▶ [Stated exercise] Using the entries that follow, count the lines containing the word "like" and give that number by itself.

[Extracted records]
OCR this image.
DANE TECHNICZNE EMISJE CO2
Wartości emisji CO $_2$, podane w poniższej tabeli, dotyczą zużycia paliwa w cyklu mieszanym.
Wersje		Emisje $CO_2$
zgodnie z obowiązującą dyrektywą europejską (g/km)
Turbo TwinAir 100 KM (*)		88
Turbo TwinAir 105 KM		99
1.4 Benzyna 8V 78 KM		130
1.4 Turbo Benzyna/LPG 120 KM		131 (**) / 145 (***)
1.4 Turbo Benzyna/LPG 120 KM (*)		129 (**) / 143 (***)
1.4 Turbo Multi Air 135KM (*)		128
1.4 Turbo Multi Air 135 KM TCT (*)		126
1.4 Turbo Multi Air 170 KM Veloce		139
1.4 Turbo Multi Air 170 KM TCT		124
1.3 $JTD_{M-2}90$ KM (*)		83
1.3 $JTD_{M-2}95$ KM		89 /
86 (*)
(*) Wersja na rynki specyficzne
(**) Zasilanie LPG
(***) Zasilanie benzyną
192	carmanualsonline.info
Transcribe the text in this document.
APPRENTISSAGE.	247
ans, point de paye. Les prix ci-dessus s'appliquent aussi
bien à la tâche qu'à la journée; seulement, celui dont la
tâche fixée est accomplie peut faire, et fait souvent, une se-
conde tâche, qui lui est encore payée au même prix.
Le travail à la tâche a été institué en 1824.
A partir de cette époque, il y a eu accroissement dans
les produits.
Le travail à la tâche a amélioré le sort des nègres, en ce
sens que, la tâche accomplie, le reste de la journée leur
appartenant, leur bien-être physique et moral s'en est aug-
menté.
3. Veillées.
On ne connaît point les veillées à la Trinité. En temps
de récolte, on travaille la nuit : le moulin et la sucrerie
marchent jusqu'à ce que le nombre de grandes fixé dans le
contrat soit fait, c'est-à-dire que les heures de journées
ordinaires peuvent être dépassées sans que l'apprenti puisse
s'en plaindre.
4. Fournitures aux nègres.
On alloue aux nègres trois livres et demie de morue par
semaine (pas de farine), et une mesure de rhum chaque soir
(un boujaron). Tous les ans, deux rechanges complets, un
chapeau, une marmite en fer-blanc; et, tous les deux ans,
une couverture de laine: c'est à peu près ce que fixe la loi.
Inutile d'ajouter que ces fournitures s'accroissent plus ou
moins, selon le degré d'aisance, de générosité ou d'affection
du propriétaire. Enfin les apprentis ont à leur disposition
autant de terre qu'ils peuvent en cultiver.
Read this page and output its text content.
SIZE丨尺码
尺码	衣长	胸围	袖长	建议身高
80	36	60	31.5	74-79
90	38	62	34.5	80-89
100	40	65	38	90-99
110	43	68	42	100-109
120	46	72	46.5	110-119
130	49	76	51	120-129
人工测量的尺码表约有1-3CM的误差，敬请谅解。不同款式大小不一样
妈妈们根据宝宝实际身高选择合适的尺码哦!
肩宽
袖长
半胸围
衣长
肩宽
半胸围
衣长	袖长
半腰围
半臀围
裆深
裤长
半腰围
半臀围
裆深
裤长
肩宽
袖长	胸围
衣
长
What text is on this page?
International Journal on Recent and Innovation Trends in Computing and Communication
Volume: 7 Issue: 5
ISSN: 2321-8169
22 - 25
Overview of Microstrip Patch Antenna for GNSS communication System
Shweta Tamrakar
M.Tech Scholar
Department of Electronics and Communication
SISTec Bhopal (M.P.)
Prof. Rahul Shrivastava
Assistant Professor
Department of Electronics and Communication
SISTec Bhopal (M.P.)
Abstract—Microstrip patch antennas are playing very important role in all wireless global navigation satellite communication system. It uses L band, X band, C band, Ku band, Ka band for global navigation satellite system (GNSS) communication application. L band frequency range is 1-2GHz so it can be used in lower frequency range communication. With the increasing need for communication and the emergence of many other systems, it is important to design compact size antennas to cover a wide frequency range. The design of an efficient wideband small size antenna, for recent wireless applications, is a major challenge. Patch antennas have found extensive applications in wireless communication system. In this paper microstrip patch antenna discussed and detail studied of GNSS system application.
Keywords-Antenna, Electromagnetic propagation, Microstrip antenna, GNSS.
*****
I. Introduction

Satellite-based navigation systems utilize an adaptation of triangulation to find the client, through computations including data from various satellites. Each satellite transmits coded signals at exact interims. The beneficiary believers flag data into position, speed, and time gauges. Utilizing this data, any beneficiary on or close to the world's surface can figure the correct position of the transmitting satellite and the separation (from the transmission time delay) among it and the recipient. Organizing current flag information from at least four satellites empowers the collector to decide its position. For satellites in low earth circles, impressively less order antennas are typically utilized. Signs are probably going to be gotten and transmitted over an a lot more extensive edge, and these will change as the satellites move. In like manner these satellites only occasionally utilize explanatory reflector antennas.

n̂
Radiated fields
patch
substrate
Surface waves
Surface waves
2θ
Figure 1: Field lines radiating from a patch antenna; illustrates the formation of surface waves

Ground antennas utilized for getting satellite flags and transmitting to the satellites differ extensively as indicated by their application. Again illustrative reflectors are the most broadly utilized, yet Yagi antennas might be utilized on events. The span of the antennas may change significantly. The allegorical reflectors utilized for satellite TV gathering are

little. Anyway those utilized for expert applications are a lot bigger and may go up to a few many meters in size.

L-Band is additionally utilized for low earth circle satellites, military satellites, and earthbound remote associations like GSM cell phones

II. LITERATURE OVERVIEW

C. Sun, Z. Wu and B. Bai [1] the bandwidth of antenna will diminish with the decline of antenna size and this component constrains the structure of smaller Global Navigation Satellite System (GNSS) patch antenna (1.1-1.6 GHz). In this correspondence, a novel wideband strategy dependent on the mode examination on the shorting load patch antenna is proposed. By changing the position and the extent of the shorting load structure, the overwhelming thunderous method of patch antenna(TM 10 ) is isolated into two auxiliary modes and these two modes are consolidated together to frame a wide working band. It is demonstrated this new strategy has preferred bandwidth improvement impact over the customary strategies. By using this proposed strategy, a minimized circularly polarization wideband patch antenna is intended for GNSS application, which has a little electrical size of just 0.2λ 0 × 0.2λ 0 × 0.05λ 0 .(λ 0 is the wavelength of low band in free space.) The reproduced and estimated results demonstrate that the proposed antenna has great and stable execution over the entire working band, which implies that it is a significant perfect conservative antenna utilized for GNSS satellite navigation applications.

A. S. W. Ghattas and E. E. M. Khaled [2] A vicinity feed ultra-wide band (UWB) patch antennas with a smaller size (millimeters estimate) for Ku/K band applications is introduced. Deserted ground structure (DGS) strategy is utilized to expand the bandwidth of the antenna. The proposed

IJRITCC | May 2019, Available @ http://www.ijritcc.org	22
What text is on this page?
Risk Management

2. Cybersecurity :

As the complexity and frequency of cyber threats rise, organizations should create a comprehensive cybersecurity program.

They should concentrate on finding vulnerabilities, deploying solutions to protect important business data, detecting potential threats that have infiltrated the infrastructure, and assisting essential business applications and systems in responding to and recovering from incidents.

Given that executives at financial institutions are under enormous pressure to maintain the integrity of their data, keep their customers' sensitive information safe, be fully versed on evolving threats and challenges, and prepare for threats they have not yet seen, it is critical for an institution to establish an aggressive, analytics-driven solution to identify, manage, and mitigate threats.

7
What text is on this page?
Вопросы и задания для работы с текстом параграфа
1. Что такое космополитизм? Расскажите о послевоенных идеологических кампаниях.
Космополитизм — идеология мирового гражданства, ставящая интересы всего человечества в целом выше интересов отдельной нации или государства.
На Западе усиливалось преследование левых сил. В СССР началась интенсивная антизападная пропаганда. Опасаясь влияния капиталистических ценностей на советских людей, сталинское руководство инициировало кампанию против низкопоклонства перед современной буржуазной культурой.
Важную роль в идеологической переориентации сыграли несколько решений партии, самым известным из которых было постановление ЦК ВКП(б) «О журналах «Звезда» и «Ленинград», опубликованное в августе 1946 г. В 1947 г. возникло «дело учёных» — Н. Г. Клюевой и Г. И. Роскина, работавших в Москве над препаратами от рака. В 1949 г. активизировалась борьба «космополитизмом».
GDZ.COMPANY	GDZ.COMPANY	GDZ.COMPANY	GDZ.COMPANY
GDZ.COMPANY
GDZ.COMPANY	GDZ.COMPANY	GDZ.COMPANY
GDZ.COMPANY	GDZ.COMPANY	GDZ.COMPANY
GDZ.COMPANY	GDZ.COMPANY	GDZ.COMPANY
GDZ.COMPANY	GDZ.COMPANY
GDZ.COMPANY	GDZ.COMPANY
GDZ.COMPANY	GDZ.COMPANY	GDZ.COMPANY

▶ [Reply] 2